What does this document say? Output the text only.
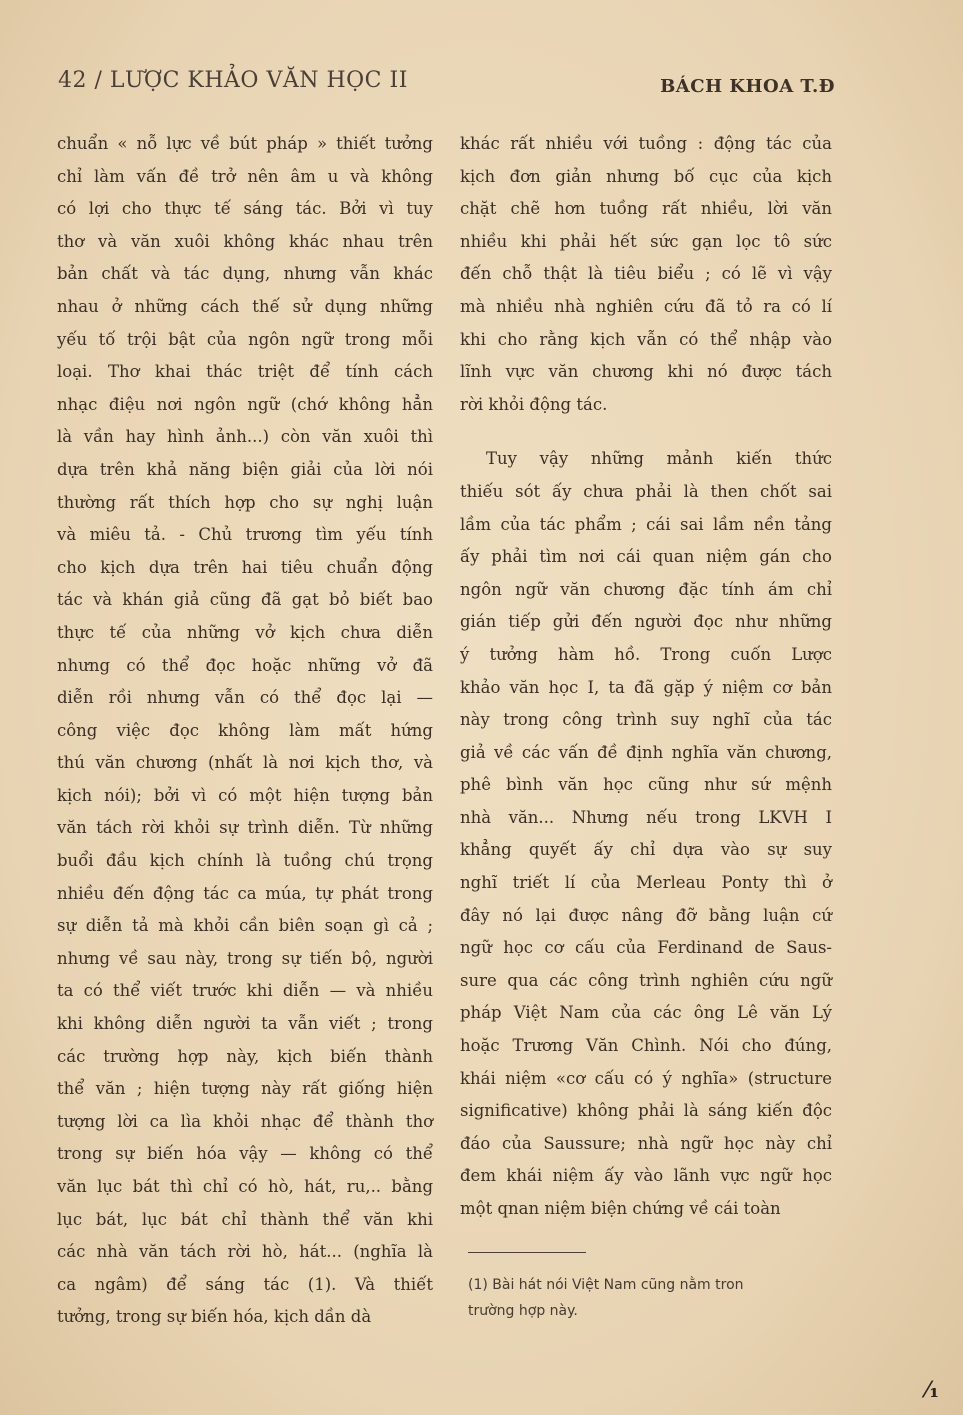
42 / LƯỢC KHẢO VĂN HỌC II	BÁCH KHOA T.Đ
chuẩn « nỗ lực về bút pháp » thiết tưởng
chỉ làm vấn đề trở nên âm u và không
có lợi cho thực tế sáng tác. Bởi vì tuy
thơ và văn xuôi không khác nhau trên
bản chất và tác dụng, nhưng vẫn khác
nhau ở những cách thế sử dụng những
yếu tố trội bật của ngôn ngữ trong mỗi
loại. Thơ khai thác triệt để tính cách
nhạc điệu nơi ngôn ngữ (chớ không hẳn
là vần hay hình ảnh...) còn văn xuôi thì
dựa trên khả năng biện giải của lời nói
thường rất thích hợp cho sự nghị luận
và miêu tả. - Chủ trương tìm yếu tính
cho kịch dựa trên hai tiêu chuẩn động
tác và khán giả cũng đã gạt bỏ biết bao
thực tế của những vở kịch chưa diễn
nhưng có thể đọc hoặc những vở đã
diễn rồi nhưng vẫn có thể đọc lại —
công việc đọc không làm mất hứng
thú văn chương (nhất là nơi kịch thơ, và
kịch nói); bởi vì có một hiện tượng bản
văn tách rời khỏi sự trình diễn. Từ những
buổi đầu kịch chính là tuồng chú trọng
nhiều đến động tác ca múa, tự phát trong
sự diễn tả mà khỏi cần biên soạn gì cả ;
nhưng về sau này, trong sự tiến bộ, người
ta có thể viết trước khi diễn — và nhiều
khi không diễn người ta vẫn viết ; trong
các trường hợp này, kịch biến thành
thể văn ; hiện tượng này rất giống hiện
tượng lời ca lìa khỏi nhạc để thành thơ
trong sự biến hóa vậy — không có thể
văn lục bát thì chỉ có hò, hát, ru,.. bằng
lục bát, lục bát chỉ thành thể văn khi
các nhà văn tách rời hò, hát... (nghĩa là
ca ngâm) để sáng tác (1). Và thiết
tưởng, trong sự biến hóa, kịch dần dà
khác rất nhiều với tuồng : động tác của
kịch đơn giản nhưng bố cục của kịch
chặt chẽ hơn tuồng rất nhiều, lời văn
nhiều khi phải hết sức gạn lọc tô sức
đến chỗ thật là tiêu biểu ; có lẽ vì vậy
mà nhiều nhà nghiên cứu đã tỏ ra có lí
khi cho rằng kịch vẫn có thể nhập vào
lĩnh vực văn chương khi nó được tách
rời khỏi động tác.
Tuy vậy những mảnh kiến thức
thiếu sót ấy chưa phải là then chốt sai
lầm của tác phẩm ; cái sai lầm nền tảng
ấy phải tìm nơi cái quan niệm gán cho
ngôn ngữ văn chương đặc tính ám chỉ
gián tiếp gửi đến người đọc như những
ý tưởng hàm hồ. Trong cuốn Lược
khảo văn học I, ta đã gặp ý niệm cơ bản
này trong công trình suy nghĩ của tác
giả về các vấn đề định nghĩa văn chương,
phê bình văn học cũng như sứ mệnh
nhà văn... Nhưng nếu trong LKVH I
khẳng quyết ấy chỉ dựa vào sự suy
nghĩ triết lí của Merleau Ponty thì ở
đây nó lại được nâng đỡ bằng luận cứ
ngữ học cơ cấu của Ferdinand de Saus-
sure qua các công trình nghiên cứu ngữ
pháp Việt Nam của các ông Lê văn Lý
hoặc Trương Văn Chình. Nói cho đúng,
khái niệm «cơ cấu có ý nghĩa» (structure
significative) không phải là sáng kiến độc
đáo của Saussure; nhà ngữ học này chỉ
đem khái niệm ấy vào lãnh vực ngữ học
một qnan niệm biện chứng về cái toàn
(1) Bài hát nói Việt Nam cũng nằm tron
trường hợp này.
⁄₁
■ ■ ■ ■
Restate the data above word for word. Skip every picture.

## Final result
What does this document say? Output the text only.
42 / LƯỢC KHẢO VĂN HỌC II	BÁCH KHOA T.Đ
chuẩn « nỗ lực về bút pháp » thiết tưởng
chỉ làm vấn đề trở nên âm u và không
có lợi cho thực tế sáng tác. Bởi vì tuy
thơ và văn xuôi không khác nhau trên
bản chất và tác dụng, nhưng vẫn khác
nhau ở những cách thế sử dụng những
yếu tố trội bật của ngôn ngữ trong mỗi
loại. Thơ khai thác triệt để tính cách
nhạc điệu nơi ngôn ngữ (chớ không hẳn
là vần hay hình ảnh...) còn văn xuôi thì
dựa trên khả năng biện giải của lời nói
thường rất thích hợp cho sự nghị luận
và miêu tả. - Chủ trương tìm yếu tính
cho kịch dựa trên hai tiêu chuẩn động
tác và khán giả cũng đã gạt bỏ biết bao
thực tế của những vở kịch chưa diễn
nhưng có thể đọc hoặc những vở đã
diễn rồi nhưng vẫn có thể đọc lại —
công việc đọc không làm mất hứng
thú văn chương (nhất là nơi kịch thơ, và
kịch nói); bởi vì có một hiện tượng bản
văn tách rời khỏi sự trình diễn. Từ những
buổi đầu kịch chính là tuồng chú trọng
nhiều đến động tác ca múa, tự phát trong
sự diễn tả mà khỏi cần biên soạn gì cả ;
nhưng về sau này, trong sự tiến bộ, người
ta có thể viết trước khi diễn — và nhiều
khi không diễn người ta vẫn viết ; trong
các trường hợp này, kịch biến thành
thể văn ; hiện tượng này rất giống hiện
tượng lời ca lìa khỏi nhạc để thành thơ
trong sự biến hóa vậy — không có thể
văn lục bát thì chỉ có hò, hát, ru,.. bằng
lục bát, lục bát chỉ thành thể văn khi
các nhà văn tách rời hò, hát... (nghĩa là
ca ngâm) để sáng tác (1). Và thiết
tưởng, trong sự biến hóa, kịch dần dà
khác rất nhiều với tuồng : động tác của
kịch đơn giản nhưng bố cục của kịch
chặt chẽ hơn tuồng rất nhiều, lời văn
nhiều khi phải hết sức gạn lọc tô sức
đến chỗ thật là tiêu biểu ; có lẽ vì vậy
mà nhiều nhà nghiên cứu đã tỏ ra có lí
khi cho rằng kịch vẫn có thể nhập vào
lĩnh vực văn chương khi nó được tách
rời khỏi động tác.
Tuy vậy những mảnh kiến thức
thiếu sót ấy chưa phải là then chốt sai
lầm của tác phẩm ; cái sai lầm nền tảng
ấy phải tìm nơi cái quan niệm gán cho
ngôn ngữ văn chương đặc tính ám chỉ
gián tiếp gửi đến người đọc như những
ý tưởng hàm hồ. Trong cuốn Lược
khảo văn học I, ta đã gặp ý niệm cơ bản
này trong công trình suy nghĩ của tác
giả về các vấn đề định nghĩa văn chương,
phê bình văn học cũng như sứ mệnh
nhà văn... Nhưng nếu trong LKVH I
khẳng quyết ấy chỉ dựa vào sự suy
nghĩ triết lí của Merleau Ponty thì ở
đây nó lại được nâng đỡ bằng luận cứ
ngữ học cơ cấu của Ferdinand de Saus-
sure qua các công trình nghiên cứu ngữ
pháp Việt Nam của các ông Lê văn Lý
hoặc Trương Văn Chình. Nói cho đúng,
khái niệm «cơ cấu có ý nghĩa» (structure
significative) không phải là sáng kiến độc
đáo của Saussure; nhà ngữ học này chỉ
đem khái niệm ấy vào lãnh vực ngữ học
một qnan niệm biện chứng về cái toàn
(1) Bài hát nói Việt Nam cũng nằm tron
trường hợp này.
⁄₁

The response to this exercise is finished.